◆ To be done
Copy out all the records, word for word.

◆ Exercise input
-*-*-

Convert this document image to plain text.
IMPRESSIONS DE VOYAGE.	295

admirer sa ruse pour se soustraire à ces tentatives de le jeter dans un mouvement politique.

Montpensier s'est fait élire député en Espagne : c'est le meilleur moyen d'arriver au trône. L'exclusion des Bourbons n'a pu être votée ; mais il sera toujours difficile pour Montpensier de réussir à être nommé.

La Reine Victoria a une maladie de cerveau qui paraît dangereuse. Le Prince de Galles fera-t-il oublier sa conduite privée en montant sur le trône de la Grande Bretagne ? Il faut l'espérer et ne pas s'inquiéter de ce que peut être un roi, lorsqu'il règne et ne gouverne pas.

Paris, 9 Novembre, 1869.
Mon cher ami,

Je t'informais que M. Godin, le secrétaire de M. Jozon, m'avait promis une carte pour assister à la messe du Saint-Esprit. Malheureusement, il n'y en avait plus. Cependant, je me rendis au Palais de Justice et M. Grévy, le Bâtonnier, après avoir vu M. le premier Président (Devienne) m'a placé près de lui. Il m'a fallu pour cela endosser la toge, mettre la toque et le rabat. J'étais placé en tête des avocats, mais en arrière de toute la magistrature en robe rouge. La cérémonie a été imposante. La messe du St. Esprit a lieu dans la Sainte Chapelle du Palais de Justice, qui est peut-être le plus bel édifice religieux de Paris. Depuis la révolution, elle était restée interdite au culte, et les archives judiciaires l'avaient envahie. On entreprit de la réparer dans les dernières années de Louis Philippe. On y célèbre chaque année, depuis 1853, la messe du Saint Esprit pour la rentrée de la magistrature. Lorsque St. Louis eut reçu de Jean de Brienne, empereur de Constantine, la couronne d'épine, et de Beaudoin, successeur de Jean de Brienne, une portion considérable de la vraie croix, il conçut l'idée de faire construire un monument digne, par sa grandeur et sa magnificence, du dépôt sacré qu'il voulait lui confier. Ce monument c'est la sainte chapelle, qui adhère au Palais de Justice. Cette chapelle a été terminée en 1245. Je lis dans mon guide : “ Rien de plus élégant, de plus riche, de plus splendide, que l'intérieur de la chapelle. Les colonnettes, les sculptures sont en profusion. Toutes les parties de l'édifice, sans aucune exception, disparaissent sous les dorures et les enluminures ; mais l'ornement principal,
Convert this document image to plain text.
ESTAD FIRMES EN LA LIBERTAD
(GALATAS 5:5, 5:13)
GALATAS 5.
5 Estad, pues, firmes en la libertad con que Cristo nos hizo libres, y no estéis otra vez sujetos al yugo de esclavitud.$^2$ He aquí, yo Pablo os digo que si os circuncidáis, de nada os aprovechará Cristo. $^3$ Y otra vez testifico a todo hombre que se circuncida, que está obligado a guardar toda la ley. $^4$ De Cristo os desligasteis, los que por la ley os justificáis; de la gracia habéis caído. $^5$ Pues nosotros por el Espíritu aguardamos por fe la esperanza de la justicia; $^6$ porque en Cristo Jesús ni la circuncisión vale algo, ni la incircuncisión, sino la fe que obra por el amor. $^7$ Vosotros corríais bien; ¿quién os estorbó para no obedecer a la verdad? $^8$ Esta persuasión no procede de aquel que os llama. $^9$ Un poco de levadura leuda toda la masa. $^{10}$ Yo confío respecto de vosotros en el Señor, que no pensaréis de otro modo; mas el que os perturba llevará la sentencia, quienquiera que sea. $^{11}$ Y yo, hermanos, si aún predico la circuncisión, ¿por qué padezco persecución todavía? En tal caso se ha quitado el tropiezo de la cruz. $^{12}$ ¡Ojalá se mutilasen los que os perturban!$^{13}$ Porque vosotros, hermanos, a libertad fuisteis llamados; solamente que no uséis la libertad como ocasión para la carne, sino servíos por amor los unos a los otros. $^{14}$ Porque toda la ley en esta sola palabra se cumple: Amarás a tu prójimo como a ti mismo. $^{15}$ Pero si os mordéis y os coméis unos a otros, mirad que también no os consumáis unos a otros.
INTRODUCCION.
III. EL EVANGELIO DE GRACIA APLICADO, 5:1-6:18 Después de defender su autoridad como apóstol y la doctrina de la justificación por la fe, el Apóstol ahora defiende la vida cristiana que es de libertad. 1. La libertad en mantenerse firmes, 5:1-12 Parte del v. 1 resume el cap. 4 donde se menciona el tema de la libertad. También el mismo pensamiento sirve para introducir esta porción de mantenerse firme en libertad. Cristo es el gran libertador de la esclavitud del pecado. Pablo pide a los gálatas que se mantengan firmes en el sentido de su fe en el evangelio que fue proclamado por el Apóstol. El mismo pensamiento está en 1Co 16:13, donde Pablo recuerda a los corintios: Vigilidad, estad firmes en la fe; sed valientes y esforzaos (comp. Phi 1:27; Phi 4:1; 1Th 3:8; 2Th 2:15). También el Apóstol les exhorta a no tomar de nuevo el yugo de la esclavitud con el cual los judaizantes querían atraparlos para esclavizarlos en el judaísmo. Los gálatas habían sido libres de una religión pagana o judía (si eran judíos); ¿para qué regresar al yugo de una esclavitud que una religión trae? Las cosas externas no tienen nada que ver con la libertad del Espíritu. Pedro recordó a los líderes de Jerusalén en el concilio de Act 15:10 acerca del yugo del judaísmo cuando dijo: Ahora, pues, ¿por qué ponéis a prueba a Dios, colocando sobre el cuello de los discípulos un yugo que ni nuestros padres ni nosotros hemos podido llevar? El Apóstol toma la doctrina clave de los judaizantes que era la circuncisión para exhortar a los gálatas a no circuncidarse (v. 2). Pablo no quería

-*-*-

◆ Exercise output
Convert this document image to plain text.
IMPRESSIONS DE VOYAGE.	295

admirer sa ruse pour se soustraire à ces tentatives de le jeter dans un mouvement politique.

Montpensier s'est fait élire député en Espagne : c'est le meilleur moyen d'arriver au trône. L'exclusion des Bourbons n'a pu être votée ; mais il sera toujours difficile pour Montpensier de réussir à être nommé.

La Reine Victoria a une maladie de cerveau qui paraît dangereuse. Le Prince de Galles fera-t-il oublier sa conduite privée en montant sur le trône de la Grande Bretagne ? Il faut l'espérer et ne pas s'inquiéter de ce que peut être un roi, lorsqu'il règne et ne gouverne pas.

Paris, 9 Novembre, 1869.
Mon cher ami,

Je t'informais que M. Godin, le secrétaire de M. Jozon, m'avait promis une carte pour assister à la messe du Saint-Esprit. Malheureusement, il n'y en avait plus. Cependant, je me rendis au Palais de Justice et M. Grévy, le Bâtonnier, après avoir vu M. le premier Président (Devienne) m'a placé près de lui. Il m'a fallu pour cela endosser la toge, mettre la toque et le rabat. J'étais placé en tête des avocats, mais en arrière de toute la magistrature en robe rouge. La cérémonie a été imposante. La messe du St. Esprit a lieu dans la Sainte Chapelle du Palais de Justice, qui est peut-être le plus bel édifice religieux de Paris. Depuis la révolution, elle était restée interdite au culte, et les archives judiciaires l'avaient envahie. On entreprit de la réparer dans les dernières années de Louis Philippe. On y célèbre chaque année, depuis 1853, la messe du Saint Esprit pour la rentrée de la magistrature. Lorsque St. Louis eut reçu de Jean de Brienne, empereur de Constantine, la couronne d'épine, et de Beaudoin, successeur de Jean de Brienne, une portion considérable de la vraie croix, il conçut l'idée de faire construire un monument digne, par sa grandeur et sa magnificence, du dépôt sacré qu'il voulait lui confier. Ce monument c'est la sainte chapelle, qui adhère au Palais de Justice. Cette chapelle a été terminée en 1245. Je lis dans mon guide : “ Rien de plus élégant, de plus riche, de plus splendide, que l'intérieur de la chapelle. Les colonnettes, les sculptures sont en profusion. Toutes les parties de l'édifice, sans aucune exception, disparaissent sous les dorures et les enluminures ; mais l'ornement principal,
Convert this document image to plain text.
ESTAD FIRMES EN LA LIBERTAD
(GALATAS 5:5, 5:13)
GALATAS 5.
5 Estad, pues, firmes en la libertad con que Cristo nos hizo libres, y no estéis otra vez sujetos al yugo de esclavitud.$^2$ He aquí, yo Pablo os digo que si os circuncidáis, de nada os aprovechará Cristo. $^3$ Y otra vez testifico a todo hombre que se circuncida, que está obligado a guardar toda la ley. $^4$ De Cristo os desligasteis, los que por la ley os justificáis; de la gracia habéis caído. $^5$ Pues nosotros por el Espíritu aguardamos por fe la esperanza de la justicia; $^6$ porque en Cristo Jesús ni la circuncisión vale algo, ni la incircuncisión, sino la fe que obra por el amor. $^7$ Vosotros corríais bien; ¿quién os estorbó para no obedecer a la verdad? $^8$ Esta persuasión no procede de aquel que os llama. $^9$ Un poco de levadura leuda toda la masa. $^{10}$ Yo confío respecto de vosotros en el Señor, que no pensaréis de otro modo; mas el que os perturba llevará la sentencia, quienquiera que sea. $^{11}$ Y yo, hermanos, si aún predico la circuncisión, ¿por qué padezco persecución todavía? En tal caso se ha quitado el tropiezo de la cruz. $^{12}$ ¡Ojalá se mutilasen los que os perturban!$^{13}$ Porque vosotros, hermanos, a libertad fuisteis llamados; solamente que no uséis la libertad como ocasión para la carne, sino servíos por amor los unos a los otros. $^{14}$ Porque toda la ley en esta sola palabra se cumple: Amarás a tu prójimo como a ti mismo. $^{15}$ Pero si os mordéis y os coméis unos a otros, mirad que también no os consumáis unos a otros.
INTRODUCCION.
III. EL EVANGELIO DE GRACIA APLICADO, 5:1-6:18 Después de defender su autoridad como apóstol y la doctrina de la justificación por la fe, el Apóstol ahora defiende la vida cristiana que es de libertad. 1. La libertad en mantenerse firmes, 5:1-12 Parte del v. 1 resume el cap. 4 donde se menciona el tema de la libertad. También el mismo pensamiento sirve para introducir esta porción de mantenerse firme en libertad. Cristo es el gran libertador de la esclavitud del pecado. Pablo pide a los gálatas que se mantengan firmes en el sentido de su fe en el evangelio que fue proclamado por el Apóstol. El mismo pensamiento está en 1Co 16:13, donde Pablo recuerda a los corintios: Vigilidad, estad firmes en la fe; sed valientes y esforzaos (comp. Phi 1:27; Phi 4:1; 1Th 3:8; 2Th 2:15). También el Apóstol les exhorta a no tomar de nuevo el yugo de la esclavitud con el cual los judaizantes querían atraparlos para esclavizarlos en el judaísmo. Los gálatas habían sido libres de una religión pagana o judía (si eran judíos); ¿para qué regresar al yugo de una esclavitud que una religión trae? Las cosas externas no tienen nada que ver con la libertad del Espíritu. Pedro recordó a los líderes de Jerusalén en el concilio de Act 15:10 acerca del yugo del judaísmo cuando dijo: Ahora, pues, ¿por qué ponéis a prueba a Dios, colocando sobre el cuello de los discípulos un yugo que ni nuestros padres ni nosotros hemos podido llevar? El Apóstol toma la doctrina clave de los judaizantes que era la circuncisión para exhortar a los gálatas a no circuncidarse (v. 2). Pablo no quería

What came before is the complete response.